** start Supplied material **

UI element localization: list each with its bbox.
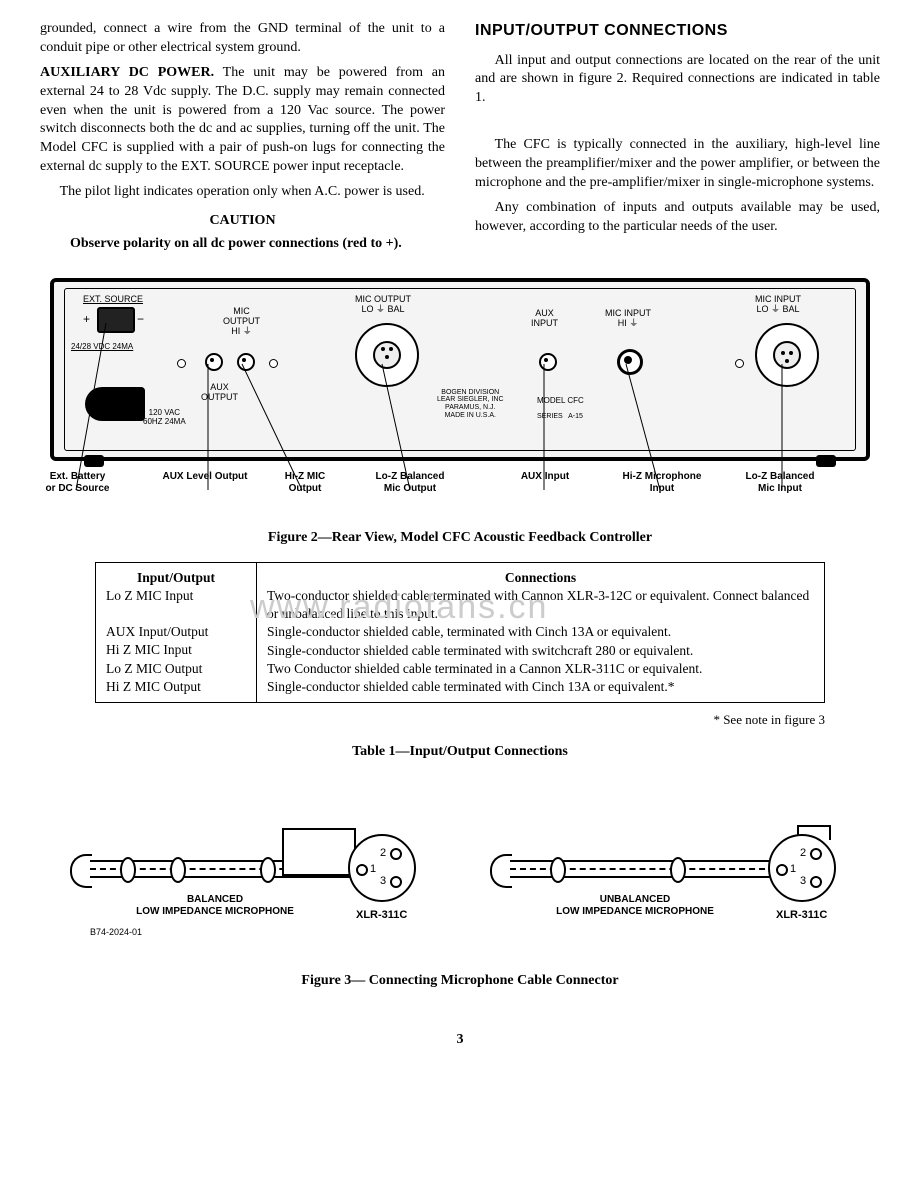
label-manufacturer: BOGEN DIVISION LEAR SIEGLER, INC PARAMUS… <box>437 389 504 420</box>
screw-icon <box>269 359 278 368</box>
mic-input-lo-xlr <box>755 323 819 387</box>
callout-hiz-mic-output: Hi-Z MIC Output <box>270 471 340 495</box>
connector-body-icon <box>282 828 356 876</box>
xlr-connector-icon: 1 2 3 <box>348 834 416 902</box>
table-1: Input/Output Lo Z MIC Input AUX Input/Ou… <box>95 562 825 704</box>
screw-icon <box>177 359 186 368</box>
callout-aux-output: AUX Level Output <box>150 471 260 483</box>
table-1-col1: Input/Output Lo Z MIC Input AUX Input/Ou… <box>96 563 257 703</box>
paragraph-pilot: The pilot light indicates operation only… <box>40 183 445 202</box>
shield-loop-icon <box>120 857 136 883</box>
table-1-caption: Table 1—Input/Output Connections <box>40 743 880 762</box>
shield-loop-icon <box>260 857 276 883</box>
table-1-col2-heading: Connections <box>267 569 814 587</box>
label-xlr-right: XLR-311C <box>776 908 827 923</box>
part-number: B74-2024-01 <box>90 926 142 938</box>
mic-output-hi-jack <box>237 353 255 371</box>
paragraph-gnd: grounded, connect a wire from the GND te… <box>40 20 445 58</box>
label-minus: − <box>137 313 144 326</box>
rear-panel-frame: EXT. SOURCE + − 24/28 VDC 24MA 120 VAC 6… <box>50 278 870 461</box>
table-row-conn: Two-conductor shielded cable terminated … <box>267 587 814 623</box>
figure-2: EXT. SOURCE + − 24/28 VDC 24MA 120 VAC 6… <box>40 278 880 501</box>
ext-source-receptacle <box>97 307 135 333</box>
callout-aux-input: AUX Input <box>510 471 580 483</box>
table-row-conn: Single-conductor shielded cable terminat… <box>267 642 814 660</box>
label-vdc: 24/28 VDC 24MA <box>71 343 133 352</box>
table-row-conn: Single-conductor shielded cable terminat… <box>267 678 814 696</box>
table-row-io: Hi Z MIC Output <box>106 678 246 696</box>
callout-labels-row: Ext. Battery or DC Source AUX Level Outp… <box>40 471 880 501</box>
callout-loz-mic-output: Lo-Z Balanced Mic Output <box>360 471 460 495</box>
label-mic-input-hi: MIC INPUT HI ⏚ <box>605 309 651 329</box>
aux-input-jack <box>539 353 557 371</box>
callout-loz-mic-input: Lo-Z Balanced Mic Input <box>730 471 830 495</box>
callout-ext-battery: Ext. Battery or DC Source <box>30 471 125 495</box>
label-mic-output-hi: MIC OUTPUT HI ⏚ <box>223 307 260 337</box>
mic-output-lo-xlr <box>355 323 419 387</box>
caution-body: Observe polarity on all dc power connect… <box>40 235 445 254</box>
xlr-connector-icon: 1 2 3 <box>768 834 836 902</box>
table-1-col1-heading: Input/Output <box>106 569 246 587</box>
table-1-footnote: * See note in figure 3 <box>40 711 825 729</box>
io-connections-heading: INPUT/OUTPUT CONNECTIONS <box>475 20 880 42</box>
paragraph-io-1: All input and output connections are loc… <box>475 52 880 109</box>
shield-loop-icon <box>670 857 686 883</box>
label-plus: + <box>83 313 90 326</box>
label-balanced-mic: BALANCED LOW IMPEDANCE MICROPHONE <box>130 894 300 918</box>
label-ac: 120 VAC 60HZ 24MA <box>143 409 186 427</box>
figure-3-caption: Figure 3— Connecting Microphone Cable Co… <box>40 972 880 991</box>
label-mic-output-lo: MIC OUTPUT LO ⏚ BAL <box>355 295 411 315</box>
label-model: MODEL CFC <box>537 397 584 406</box>
wiring-unbalanced: 1 2 3 UNBALANCED LOW IMPEDANCE MICROPHON… <box>490 822 850 942</box>
shield-loop-icon <box>170 857 186 883</box>
label-unbalanced-mic: UNBALANCED LOW IMPEDANCE MICROPHONE <box>550 894 720 918</box>
label-ext-source: EXT. SOURCE <box>83 295 143 305</box>
mic-input-hi-jack <box>617 349 643 375</box>
label-aux-input: AUX INPUT <box>531 309 558 329</box>
panel-foot <box>816 455 836 467</box>
callout-hiz-mic-input: Hi-Z Microphone Input <box>602 471 722 495</box>
aux-power-body: The unit may be powered from an external… <box>40 65 445 174</box>
caution-heading: CAUTION <box>40 212 445 231</box>
screw-icon <box>735 359 744 368</box>
table-1-col2: Connections Two-conductor shielded cable… <box>257 563 824 703</box>
figure-3: 1 2 3 BALANCED LOW IMPEDANCE MICROPHONE … <box>40 822 880 942</box>
page-number: 3 <box>40 1031 880 1050</box>
wiring-balanced: 1 2 3 BALANCED LOW IMPEDANCE MICROPHONE … <box>70 822 430 942</box>
table-row-io: Lo Z MIC Output <box>106 660 246 678</box>
rear-panel-inner: EXT. SOURCE + − 24/28 VDC 24MA 120 VAC 6… <box>64 288 856 451</box>
label-mic-input-lo: MIC INPUT LO ⏚ BAL <box>755 295 801 315</box>
paragraph-aux-power: AUXILIARY DC POWER. The unit may be powe… <box>40 64 445 177</box>
label-series: SERIES A-15 <box>537 413 583 421</box>
label-xlr-left: XLR-311C <box>356 908 407 923</box>
aux-power-heading: AUXILIARY DC POWER. <box>40 65 214 80</box>
paragraph-io-3: Any combination of inputs and outputs av… <box>475 199 880 237</box>
table-row-io: AUX Input/Output <box>106 623 246 641</box>
paragraph-io-2: The CFC is typically connected in the au… <box>475 136 880 193</box>
table-row-io: Lo Z MIC Input <box>106 587 246 605</box>
aux-output-jack <box>205 353 223 371</box>
label-aux-output: AUX OUTPUT <box>201 383 238 403</box>
panel-foot <box>84 455 104 467</box>
power-cord <box>85 387 145 421</box>
mic-capsule-icon <box>70 854 92 888</box>
table-row-conn: Two Conductor shielded cable terminated … <box>267 660 814 678</box>
shield-loop-icon <box>550 857 566 883</box>
table-row-conn: Single-conductor shielded cable, termina… <box>267 623 814 641</box>
figure-2-caption: Figure 2—Rear View, Model CFC Acoustic F… <box>40 529 880 548</box>
mic-capsule-icon <box>490 854 512 888</box>
table-row-io: Hi Z MIC Input <box>106 641 246 659</box>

** end Supplied material **

Copy out every line of the records above word for word, leaving out the pictures.

UI element localization: list each with its bbox.
label-manufacturer: BOGEN DIVISION LEAR SIEGLER, INC PARAMUS… <box>437 389 504 420</box>
screw-icon <box>269 359 278 368</box>
mic-input-lo-xlr <box>755 323 819 387</box>
callout-hiz-mic-output: Hi-Z MIC Output <box>270 471 340 495</box>
connector-body-icon <box>282 828 356 876</box>
xlr-connector-icon: 1 2 3 <box>348 834 416 902</box>
table-1: Input/Output Lo Z MIC Input AUX Input/Ou… <box>95 562 825 704</box>
screw-icon <box>177 359 186 368</box>
callout-aux-output: AUX Level Output <box>150 471 260 483</box>
table-1-col1: Input/Output Lo Z MIC Input AUX Input/Ou… <box>96 563 257 703</box>
paragraph-pilot: The pilot light indicates operation only… <box>40 183 445 202</box>
shield-loop-icon <box>120 857 136 883</box>
table-1-caption: Table 1—Input/Output Connections <box>40 743 880 762</box>
shield-loop-icon <box>260 857 276 883</box>
table-1-col2-heading: Connections <box>267 569 814 587</box>
label-xlr-right: XLR-311C <box>776 908 827 923</box>
part-number: B74-2024-01 <box>90 926 142 938</box>
mic-output-hi-jack <box>237 353 255 371</box>
paragraph-gnd: grounded, connect a wire from the GND te… <box>40 20 445 58</box>
label-minus: − <box>137 313 144 326</box>
rear-panel-frame: EXT. SOURCE + − 24/28 VDC 24MA 120 VAC 6… <box>50 278 870 461</box>
table-row-conn: Two-conductor shielded cable terminated … <box>267 587 814 623</box>
figure-2: EXT. SOURCE + − 24/28 VDC 24MA 120 VAC 6… <box>40 278 880 501</box>
ext-source-receptacle <box>97 307 135 333</box>
callout-aux-input: AUX Input <box>510 471 580 483</box>
table-row-conn: Single-conductor shielded cable terminat… <box>267 642 814 660</box>
label-vdc: 24/28 VDC 24MA <box>71 343 133 352</box>
table-row-conn: Single-conductor shielded cable terminat… <box>267 678 814 696</box>
table-row-io: Hi Z MIC Output <box>106 678 246 696</box>
callout-labels-row: Ext. Battery or DC Source AUX Level Outp… <box>40 471 880 501</box>
callout-loz-mic-output: Lo-Z Balanced Mic Output <box>360 471 460 495</box>
label-mic-input-hi: MIC INPUT HI ⏚ <box>605 309 651 329</box>
aux-input-jack <box>539 353 557 371</box>
callout-loz-mic-input: Lo-Z Balanced Mic Input <box>730 471 830 495</box>
callout-ext-battery: Ext. Battery or DC Source <box>30 471 125 495</box>
label-mic-output-hi: MIC OUTPUT HI ⏚ <box>223 307 260 337</box>
mic-output-lo-xlr <box>355 323 419 387</box>
caution-body: Observe polarity on all dc power connect… <box>40 235 445 254</box>
xlr-connector-icon: 1 2 3 <box>768 834 836 902</box>
table-1-col1-heading: Input/Output <box>106 569 246 587</box>
table-1-footnote: * See note in figure 3 <box>40 711 825 729</box>
io-connections-heading: INPUT/OUTPUT CONNECTIONS <box>475 20 880 42</box>
paragraph-io-1: All input and output connections are loc… <box>475 52 880 109</box>
shield-loop-icon <box>670 857 686 883</box>
label-plus: + <box>83 313 90 326</box>
label-balanced-mic: BALANCED LOW IMPEDANCE MICROPHONE <box>130 894 300 918</box>
label-ac: 120 VAC 60HZ 24MA <box>143 409 186 427</box>
figure-3-caption: Figure 3— Connecting Microphone Cable Co… <box>40 972 880 991</box>
label-mic-output-lo: MIC OUTPUT LO ⏚ BAL <box>355 295 411 315</box>
label-model: MODEL CFC <box>537 397 584 406</box>
wiring-unbalanced: 1 2 3 UNBALANCED LOW IMPEDANCE MICROPHON… <box>490 822 850 942</box>
shield-loop-icon <box>170 857 186 883</box>
label-unbalanced-mic: UNBALANCED LOW IMPEDANCE MICROPHONE <box>550 894 720 918</box>
label-ext-source: EXT. SOURCE <box>83 295 143 305</box>
mic-input-hi-jack <box>617 349 643 375</box>
label-aux-input: AUX INPUT <box>531 309 558 329</box>
panel-foot <box>816 455 836 467</box>
callout-hiz-mic-input: Hi-Z Microphone Input <box>602 471 722 495</box>
aux-power-body: The unit may be powered from an external… <box>40 65 445 174</box>
caution-heading: CAUTION <box>40 212 445 231</box>
screw-icon <box>735 359 744 368</box>
table-1-col2: Connections Two-conductor shielded cable… <box>257 563 824 703</box>
figure-3: 1 2 3 BALANCED LOW IMPEDANCE MICROPHONE … <box>40 822 880 942</box>
page-number: 3 <box>40 1031 880 1050</box>
wiring-balanced: 1 2 3 BALANCED LOW IMPEDANCE MICROPHONE … <box>70 822 430 942</box>
table-row-io: Lo Z MIC Output <box>106 660 246 678</box>
rear-panel-inner: EXT. SOURCE + − 24/28 VDC 24MA 120 VAC 6… <box>64 288 856 451</box>
label-mic-input-lo: MIC INPUT LO ⏚ BAL <box>755 295 801 315</box>
paragraph-aux-power: AUXILIARY DC POWER. The unit may be powe… <box>40 64 445 177</box>
label-series: SERIES A-15 <box>537 413 583 421</box>
label-xlr-left: XLR-311C <box>356 908 407 923</box>
aux-power-heading: AUXILIARY DC POWER. <box>40 65 214 80</box>
paragraph-io-3: Any combination of inputs and outputs av… <box>475 199 880 237</box>
table-row-io: AUX Input/Output <box>106 623 246 641</box>
paragraph-io-2: The CFC is typically connected in the au… <box>475 136 880 193</box>
table-row-io: Lo Z MIC Input <box>106 587 246 605</box>
aux-output-jack <box>205 353 223 371</box>
label-aux-output: AUX OUTPUT <box>201 383 238 403</box>
panel-foot <box>84 455 104 467</box>
power-cord <box>85 387 145 421</box>
mic-capsule-icon <box>70 854 92 888</box>
table-row-conn: Two Conductor shielded cable terminated … <box>267 660 814 678</box>
shield-loop-icon <box>550 857 566 883</box>
table-row-conn: Single-conductor shielded cable, termina… <box>267 623 814 641</box>
figure-2-caption: Figure 2—Rear View, Model CFC Acoustic F… <box>40 529 880 548</box>
mic-capsule-icon <box>490 854 512 888</box>
table-row-io: Hi Z MIC Input <box>106 641 246 659</box>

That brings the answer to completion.